----- DATA SECTION

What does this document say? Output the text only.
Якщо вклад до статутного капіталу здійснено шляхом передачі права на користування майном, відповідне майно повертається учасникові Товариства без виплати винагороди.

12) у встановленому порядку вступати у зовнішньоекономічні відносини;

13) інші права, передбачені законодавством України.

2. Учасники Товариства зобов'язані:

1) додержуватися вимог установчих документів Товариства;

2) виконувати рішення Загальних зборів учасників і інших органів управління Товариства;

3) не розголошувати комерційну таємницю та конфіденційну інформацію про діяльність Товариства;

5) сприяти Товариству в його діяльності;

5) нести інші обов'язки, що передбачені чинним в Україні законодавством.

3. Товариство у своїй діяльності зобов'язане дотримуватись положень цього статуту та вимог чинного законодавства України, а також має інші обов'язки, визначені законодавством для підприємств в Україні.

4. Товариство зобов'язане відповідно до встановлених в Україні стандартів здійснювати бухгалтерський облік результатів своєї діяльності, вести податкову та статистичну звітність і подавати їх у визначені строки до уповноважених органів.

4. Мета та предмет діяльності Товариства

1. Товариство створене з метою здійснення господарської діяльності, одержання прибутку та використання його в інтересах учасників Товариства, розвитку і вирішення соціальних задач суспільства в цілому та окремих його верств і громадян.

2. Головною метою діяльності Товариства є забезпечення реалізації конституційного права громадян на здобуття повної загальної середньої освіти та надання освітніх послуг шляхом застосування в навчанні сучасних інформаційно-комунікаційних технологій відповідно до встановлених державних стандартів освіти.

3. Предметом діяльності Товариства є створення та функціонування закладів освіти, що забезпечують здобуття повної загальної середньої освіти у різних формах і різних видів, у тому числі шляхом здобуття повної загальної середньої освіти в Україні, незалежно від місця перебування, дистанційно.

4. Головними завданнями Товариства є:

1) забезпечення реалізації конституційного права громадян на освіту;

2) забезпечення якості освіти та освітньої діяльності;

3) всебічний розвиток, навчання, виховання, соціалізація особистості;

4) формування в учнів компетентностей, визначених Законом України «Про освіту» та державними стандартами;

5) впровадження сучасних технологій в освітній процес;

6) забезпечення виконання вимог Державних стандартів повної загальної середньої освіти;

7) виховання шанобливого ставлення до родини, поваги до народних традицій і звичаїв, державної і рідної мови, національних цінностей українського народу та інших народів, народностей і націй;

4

----------

» **TASK PROMPT**: Check each line above for the string "освіти" and show the ones that have it.

» **TASK RESPONSE**:
2. Головною метою діяльності Товариства є забезпечення реалізації конституційного права громадян на здобуття повної загальної середньої освіти та надання освітніх послуг шляхом застосування в навчанні сучасних інформаційно-комунікаційних технологій відповідно до встановлених державних стандартів освіти.
3. Предметом діяльності Товариства є створення та функціонування закладів освіти, що забезпечують здобуття повної загальної середньої освіти у різних формах і різних видів, у тому числі шляхом здобуття повної загальної середньої освіти в Україні, незалежно від місця перебування, дистанційно.
2) забезпечення якості освіти та освітньої діяльності;
6) забезпечення виконання вимог Державних стандартів повної загальної середньої освіти;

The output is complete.